Each line of the material must be returned exactly.

#### [Exercise materials]
--------------------------------------------------

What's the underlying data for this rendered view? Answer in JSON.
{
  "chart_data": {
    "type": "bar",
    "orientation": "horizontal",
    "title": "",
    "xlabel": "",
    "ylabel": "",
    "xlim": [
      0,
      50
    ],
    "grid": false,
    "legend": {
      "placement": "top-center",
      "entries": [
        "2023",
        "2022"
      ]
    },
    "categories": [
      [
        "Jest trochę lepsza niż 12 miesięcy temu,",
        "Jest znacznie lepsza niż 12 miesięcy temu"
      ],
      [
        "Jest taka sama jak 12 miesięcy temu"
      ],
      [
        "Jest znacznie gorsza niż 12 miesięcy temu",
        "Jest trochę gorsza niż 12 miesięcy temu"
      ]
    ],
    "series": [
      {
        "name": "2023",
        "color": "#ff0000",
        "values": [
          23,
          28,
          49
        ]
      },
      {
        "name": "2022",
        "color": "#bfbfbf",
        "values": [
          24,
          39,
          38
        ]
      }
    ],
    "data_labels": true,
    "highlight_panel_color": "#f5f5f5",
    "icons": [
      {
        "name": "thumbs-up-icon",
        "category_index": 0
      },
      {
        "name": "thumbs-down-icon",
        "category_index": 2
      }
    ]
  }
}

--------------------------------------------------

#### [Answer in full]
What's the underlying data for this rendered view? Answer in JSON.
{
  "chart_data": {
    "type": "bar",
    "orientation": "horizontal",
    "title": "",
    "xlabel": "",
    "ylabel": "",
    "xlim": [
      0,
      50
    ],
    "grid": false,
    "legend": {
      "placement": "top-center",
      "entries": [
        "2023",
        "2022"
      ]
    },
    "categories": [
      [
        "Jest trochę lepsza niż 12 miesięcy temu,",
        "Jest znacznie lepsza niż 12 miesięcy temu"
      ],
      [
        "Jest taka sama jak 12 miesięcy temu"
      ],
      [
        "Jest znacznie gorsza niż 12 miesięcy temu",
        "Jest trochę gorsza niż 12 miesięcy temu"
      ]
    ],
    "series": [
      {
        "name": "2023",
        "color": "#ff0000",
        "values": [
          23,
          28,
          49
        ]
      },
      {
        "name": "2022",
        "color": "#bfbfbf",
        "values": [
          24,
          39,
          38
        ]
      }
    ],
    "data_labels": true,
    "highlight_panel_color": "#f5f5f5",
    "icons": [
      {
        "name": "thumbs-up-icon",
        "category_index": 0
      },
      {
        "name": "thumbs-down-icon",
        "category_index": 2
      }
    ]
  }
}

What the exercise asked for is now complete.